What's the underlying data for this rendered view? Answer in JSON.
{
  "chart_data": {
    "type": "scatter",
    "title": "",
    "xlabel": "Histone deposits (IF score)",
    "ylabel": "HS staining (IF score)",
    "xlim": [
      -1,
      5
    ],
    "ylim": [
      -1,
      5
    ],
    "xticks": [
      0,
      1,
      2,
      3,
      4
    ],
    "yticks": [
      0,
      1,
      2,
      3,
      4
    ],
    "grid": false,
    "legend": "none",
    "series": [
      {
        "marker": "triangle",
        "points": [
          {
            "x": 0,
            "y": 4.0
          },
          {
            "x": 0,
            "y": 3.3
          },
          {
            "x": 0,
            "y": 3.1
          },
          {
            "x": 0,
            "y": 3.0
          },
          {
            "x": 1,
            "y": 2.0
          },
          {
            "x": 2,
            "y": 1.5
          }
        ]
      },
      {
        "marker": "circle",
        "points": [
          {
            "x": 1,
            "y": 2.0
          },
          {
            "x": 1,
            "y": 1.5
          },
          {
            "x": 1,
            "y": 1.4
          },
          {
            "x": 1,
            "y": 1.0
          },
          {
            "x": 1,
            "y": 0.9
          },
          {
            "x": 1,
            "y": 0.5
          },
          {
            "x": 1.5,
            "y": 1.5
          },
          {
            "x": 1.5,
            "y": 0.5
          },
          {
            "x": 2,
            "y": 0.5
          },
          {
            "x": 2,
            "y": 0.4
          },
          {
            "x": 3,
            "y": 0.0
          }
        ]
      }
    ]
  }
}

::::::::::

TASK DIRECTIONS: Set down the material above again, word for word.

TASK RESULT:
What's the underlying data for this rendered view? Answer in JSON.
{
  "chart_data": {
    "type": "scatter",
    "title": "",
    "xlabel": "Histone deposits (IF score)",
    "ylabel": "HS staining (IF score)",
    "xlim": [
      -1,
      5
    ],
    "ylim": [
      -1,
      5
    ],
    "xticks": [
      0,
      1,
      2,
      3,
      4
    ],
    "yticks": [
      0,
      1,
      2,
      3,
      4
    ],
    "grid": false,
    "legend": "none",
    "series": [
      {
        "marker": "triangle",
        "points": [
          {
            "x": 0,
            "y": 4.0
          },
          {
            "x": 0,
            "y": 3.3
          },
          {
            "x": 0,
            "y": 3.1
          },
          {
            "x": 0,
            "y": 3.0
          },
          {
            "x": 1,
            "y": 2.0
          },
          {
            "x": 2,
            "y": 1.5
          }
        ]
      },
      {
        "marker": "circle",
        "points": [
          {
            "x": 1,
            "y": 2.0
          },
          {
            "x": 1,
            "y": 1.5
          },
          {
            "x": 1,
            "y": 1.4
          },
          {
            "x": 1,
            "y": 1.0
          },
          {
            "x": 1,
            "y": 0.9
          },
          {
            "x": 1,
            "y": 0.5
          },
          {
            "x": 1.5,
            "y": 1.5
          },
          {
            "x": 1.5,
            "y": 0.5
          },
          {
            "x": 2,
            "y": 0.5
          },
          {
            "x": 2,
            "y": 0.4
          },
          {
            "x": 3,
            "y": 0.0
          }
        ]
      }
    ]
  }
}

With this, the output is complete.